Items listed in a dataset:
################

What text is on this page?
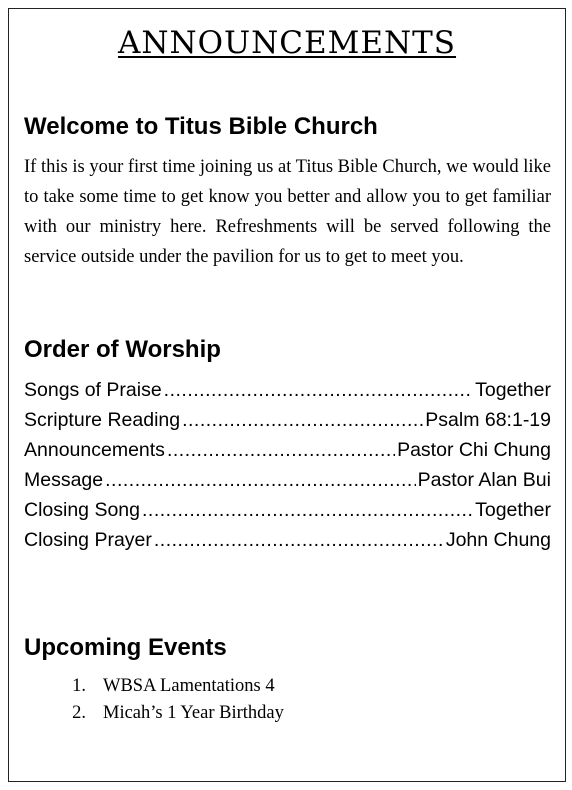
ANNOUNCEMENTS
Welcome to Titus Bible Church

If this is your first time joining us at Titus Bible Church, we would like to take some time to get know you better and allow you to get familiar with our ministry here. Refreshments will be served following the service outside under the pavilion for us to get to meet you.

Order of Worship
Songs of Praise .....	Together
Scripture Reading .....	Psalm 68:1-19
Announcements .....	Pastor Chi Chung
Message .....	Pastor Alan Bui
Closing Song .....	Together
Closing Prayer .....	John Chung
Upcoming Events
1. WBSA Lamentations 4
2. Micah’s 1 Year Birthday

################

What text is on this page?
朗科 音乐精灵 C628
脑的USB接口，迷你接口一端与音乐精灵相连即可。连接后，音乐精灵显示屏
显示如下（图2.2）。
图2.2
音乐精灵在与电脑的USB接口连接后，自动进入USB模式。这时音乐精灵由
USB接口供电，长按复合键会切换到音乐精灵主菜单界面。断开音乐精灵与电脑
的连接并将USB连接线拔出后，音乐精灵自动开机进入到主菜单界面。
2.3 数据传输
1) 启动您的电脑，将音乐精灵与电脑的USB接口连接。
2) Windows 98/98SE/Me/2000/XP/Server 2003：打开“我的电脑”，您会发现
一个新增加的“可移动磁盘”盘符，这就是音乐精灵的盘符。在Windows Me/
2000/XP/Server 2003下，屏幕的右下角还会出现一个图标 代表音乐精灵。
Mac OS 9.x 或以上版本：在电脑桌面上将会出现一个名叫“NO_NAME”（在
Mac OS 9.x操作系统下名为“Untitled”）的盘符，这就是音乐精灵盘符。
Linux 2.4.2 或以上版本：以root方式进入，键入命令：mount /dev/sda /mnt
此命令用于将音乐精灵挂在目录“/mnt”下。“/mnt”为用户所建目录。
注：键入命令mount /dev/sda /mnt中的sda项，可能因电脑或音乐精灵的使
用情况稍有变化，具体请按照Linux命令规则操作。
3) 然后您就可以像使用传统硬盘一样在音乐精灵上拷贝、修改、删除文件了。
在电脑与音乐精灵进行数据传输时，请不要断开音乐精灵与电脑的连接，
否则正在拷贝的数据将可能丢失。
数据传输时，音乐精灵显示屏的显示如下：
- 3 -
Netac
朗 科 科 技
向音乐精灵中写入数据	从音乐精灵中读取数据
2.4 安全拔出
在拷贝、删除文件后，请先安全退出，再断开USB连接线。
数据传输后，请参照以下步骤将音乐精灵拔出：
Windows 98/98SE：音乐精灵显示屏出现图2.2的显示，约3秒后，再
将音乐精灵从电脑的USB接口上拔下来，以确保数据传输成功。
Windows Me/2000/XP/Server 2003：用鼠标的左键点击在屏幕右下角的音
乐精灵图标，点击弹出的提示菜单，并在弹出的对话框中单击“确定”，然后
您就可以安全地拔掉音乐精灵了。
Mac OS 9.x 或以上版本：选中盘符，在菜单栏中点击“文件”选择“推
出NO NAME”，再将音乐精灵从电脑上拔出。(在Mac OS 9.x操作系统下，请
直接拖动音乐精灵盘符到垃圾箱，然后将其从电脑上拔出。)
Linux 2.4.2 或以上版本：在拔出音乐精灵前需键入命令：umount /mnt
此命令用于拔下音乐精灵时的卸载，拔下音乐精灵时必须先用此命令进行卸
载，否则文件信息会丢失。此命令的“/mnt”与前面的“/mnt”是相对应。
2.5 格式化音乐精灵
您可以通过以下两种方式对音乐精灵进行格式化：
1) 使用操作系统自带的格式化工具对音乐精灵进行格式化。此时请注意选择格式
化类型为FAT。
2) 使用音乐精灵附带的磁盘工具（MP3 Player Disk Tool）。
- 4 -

################

• WHAT YOU HAVE TO DO
Examine the listing and say how many of its lines contain the string "Server". Give the number alone.

• TASK OUTPUT
3